• _Gestellte Aufgabe_:
Wie könnte der Text über Nathan und die Menschenfamilie nach seinem letzten Satz weitergehen? Setzen Sie ihn von dort aus fort.

• _Vorgegebener Text_:
:::::

Es ist, als ob die Reife der vernünftigen Seele Nathans, zu sich gekommen im ungeheuersten Leid, die Menschen als eine zerstreute, sich nicht mehr kennende, nun aber sich erkennende Familie wieder zusammenführt (in der Dichtung symbolisch als eine wirkliche blutsverwandte Familie). Und zwar tut er es nicht nach einem zweckhaften Plan aus umfassendem Wissen, sondern Schritt für Schritt mit dem jeweils von ihm in der Situation erworbenen Wissen und Vermuten durch seine stets gegenwärtige Menschenliebe. Denn die Wege des Menschen sind nicht rational Zweckhaft, sondern nur aus der Kraft des Herzens, die sich der klügsten Vernunft bedient, möglich.
Daher wird in der Dichtung dargestellt, wie alles aus Verstrickungen zur Lösung kommt. Die Akte des Mißtrauens, des Verdachts, der Feindschaft lösen sich auf in dem Offenbarwerden des Wesens dieser Menschen. Es schlägt zum Heil aus, was aus den Antrieben der Liebe im Raum der Vernunft geschieht. Freiheit bewirkt Freiheit. Aus der Tiefe dieser Seelen finden im Medium kluger Zurückhaltung und dann plötzlichen, unzweideutigen Verstehens, vorsichtiger Planung und dann durchbrechender Rückhaltlosigkeit die Begegnungen statt, in denen sich die unerschütterlichen Solidaritäten gründen, während die nicht zur Familie des Menschseins gehörigen Niederträchtigen unmerklich zur Ohnmacht gelangen.
Die Menschen aber sind nicht mehrere Exemplare des einen einzigen richtigen Menschseins, sondern ursprünglich so geartete, je besondere Einzelwesen, individualisierte Gestalten, die sich treffen nicht auf Grund gemeinsamer Artung (denn sie sind so verschieden wie möglich: Derwisch, Klosterbruder, Tempelherr, Recha, Saladin, Nathan), sondern auf Grund der gemeinsamen Richtung auf das Wahre. Alle geraten sie in die ihnen eigentümlich zukommenden Verstrickungen, durch die sie sich unterscheiden; alle vermögen sie diese Verstrickungen aufzulösen, ihre eigene Artung des Soseins zu überwinden, ohne sie auszulöschen; denn sie leben aus einem tiefen Grunde, in dem sie gemeinsam wurzeln. Sie sind jeweils besondere Gestalten des Freiseinkönnens und Freiseins.

:::::

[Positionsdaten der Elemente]
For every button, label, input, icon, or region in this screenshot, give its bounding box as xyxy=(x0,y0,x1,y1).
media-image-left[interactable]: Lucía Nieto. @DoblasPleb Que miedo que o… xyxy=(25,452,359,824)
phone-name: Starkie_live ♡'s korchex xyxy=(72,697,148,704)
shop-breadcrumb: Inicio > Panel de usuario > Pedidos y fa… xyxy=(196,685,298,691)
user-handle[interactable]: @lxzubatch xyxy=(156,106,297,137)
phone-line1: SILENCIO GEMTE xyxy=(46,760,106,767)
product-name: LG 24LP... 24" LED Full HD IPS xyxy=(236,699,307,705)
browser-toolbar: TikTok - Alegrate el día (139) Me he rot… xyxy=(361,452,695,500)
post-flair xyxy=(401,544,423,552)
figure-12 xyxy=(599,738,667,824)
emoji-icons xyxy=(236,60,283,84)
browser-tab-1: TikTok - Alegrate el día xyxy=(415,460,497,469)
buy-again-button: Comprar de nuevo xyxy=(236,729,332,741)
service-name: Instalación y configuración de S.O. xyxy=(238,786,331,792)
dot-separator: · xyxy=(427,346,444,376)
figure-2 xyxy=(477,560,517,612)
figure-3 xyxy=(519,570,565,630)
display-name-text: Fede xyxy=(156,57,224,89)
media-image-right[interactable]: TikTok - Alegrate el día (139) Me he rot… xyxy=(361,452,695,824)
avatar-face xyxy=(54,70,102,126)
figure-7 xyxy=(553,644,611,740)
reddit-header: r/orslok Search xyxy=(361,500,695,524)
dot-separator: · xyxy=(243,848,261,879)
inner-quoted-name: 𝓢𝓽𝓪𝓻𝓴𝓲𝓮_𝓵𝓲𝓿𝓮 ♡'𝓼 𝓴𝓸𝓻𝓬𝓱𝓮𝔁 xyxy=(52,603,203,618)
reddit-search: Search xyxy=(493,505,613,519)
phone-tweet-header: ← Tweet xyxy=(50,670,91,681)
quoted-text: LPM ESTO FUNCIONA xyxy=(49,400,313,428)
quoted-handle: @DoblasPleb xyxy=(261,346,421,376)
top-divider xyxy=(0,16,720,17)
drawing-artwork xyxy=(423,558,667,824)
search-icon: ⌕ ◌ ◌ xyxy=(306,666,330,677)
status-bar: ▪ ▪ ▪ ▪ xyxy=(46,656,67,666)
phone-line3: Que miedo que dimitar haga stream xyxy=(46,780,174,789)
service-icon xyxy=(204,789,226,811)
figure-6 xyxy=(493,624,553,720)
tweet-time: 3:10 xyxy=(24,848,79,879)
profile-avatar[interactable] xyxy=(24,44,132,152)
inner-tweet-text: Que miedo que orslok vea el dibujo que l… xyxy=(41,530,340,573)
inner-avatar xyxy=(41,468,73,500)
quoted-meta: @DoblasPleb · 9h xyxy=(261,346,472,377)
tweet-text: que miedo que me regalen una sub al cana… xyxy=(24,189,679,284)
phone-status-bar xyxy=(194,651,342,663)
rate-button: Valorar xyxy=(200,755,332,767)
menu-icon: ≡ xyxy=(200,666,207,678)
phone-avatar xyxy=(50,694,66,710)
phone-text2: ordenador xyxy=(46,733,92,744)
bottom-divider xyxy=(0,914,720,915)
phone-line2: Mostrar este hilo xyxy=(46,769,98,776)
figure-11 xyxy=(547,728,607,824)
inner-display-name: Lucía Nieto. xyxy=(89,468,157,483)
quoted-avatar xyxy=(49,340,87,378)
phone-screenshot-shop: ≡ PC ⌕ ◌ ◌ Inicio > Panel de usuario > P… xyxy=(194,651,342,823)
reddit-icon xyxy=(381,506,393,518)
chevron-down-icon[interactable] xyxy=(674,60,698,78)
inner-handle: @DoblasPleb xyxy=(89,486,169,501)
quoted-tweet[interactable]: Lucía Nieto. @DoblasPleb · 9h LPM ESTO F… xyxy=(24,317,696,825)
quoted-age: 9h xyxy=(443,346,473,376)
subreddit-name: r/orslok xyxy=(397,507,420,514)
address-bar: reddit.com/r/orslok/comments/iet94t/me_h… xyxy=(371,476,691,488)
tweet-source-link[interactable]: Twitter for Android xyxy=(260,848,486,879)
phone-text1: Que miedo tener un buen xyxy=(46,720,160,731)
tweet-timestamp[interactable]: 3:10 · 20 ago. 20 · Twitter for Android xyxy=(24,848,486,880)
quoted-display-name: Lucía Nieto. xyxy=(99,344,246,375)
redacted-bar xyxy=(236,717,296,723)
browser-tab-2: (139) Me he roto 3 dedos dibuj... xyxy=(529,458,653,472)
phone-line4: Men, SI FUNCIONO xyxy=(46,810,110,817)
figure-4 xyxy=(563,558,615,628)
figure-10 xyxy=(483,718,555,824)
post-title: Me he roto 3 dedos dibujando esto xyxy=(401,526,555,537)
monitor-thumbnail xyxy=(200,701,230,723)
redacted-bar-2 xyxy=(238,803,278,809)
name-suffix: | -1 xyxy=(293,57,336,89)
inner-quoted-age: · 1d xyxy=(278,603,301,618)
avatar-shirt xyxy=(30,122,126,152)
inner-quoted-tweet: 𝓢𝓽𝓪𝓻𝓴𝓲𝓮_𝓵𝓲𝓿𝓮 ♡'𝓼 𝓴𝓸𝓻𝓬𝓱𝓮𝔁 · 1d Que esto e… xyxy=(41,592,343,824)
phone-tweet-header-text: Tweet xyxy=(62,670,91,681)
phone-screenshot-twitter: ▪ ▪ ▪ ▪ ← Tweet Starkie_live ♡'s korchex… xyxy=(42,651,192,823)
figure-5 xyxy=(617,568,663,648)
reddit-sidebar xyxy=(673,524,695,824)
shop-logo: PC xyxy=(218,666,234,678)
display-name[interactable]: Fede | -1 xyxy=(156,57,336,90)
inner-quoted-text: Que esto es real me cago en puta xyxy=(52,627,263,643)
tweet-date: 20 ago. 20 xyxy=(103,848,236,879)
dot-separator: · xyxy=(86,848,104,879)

:::::

• _Ergebnis der Übung_:
Es ist diese Dichtung das Leibhaftwerden der „Vernunft“ in menschlichen Persönlichkeiten. Die Atmosphäre des Gedichts mehr noch als die einzelnen Handlungen und Sätze, als die Rührungen und die Wahrheiten, spricht zu uns als der Geist des Ganzen. Man muß nicht am Stoffe haften. Die romantische Situation im heiligen Lande der Kreuzzugszeiten, als alle Völker und Menschen sich treffen und aufeinander wirken, die Idee der deutschen Aufklärung, der verachtete Jude in der Hauptrolle, das alles ist nicht wesentlich, sondern zeitgebundenes Material und unentbehrliche Anschaulichkeit, um zur Darstellung zu bringen, was sich der Dichtung im Grunde entzieht. Es ist, als ob von Lessing das Unmögliche gewollt werde, und als ob es fast gelungen sei. Die Einwände, daß es sich um undichterische Abstraktheiten, um Aufklärungsgedanken und um Tendenzen handle, halten sich an Vereinzeltes und an Stoffliches. Das scheinbar Leichteste ist auch das schwerst Verständliche, zwar nicht für Verstand und Auge, aber für die Seele, die aus eigener Tiefe entgegenkommen muß, um den Enthusiasmus dieser Philosophie, ihre unergründliche Trauer, und ihre gelassene, freie Heiterkeit, – um unseren einzigen Lessing zu spüren.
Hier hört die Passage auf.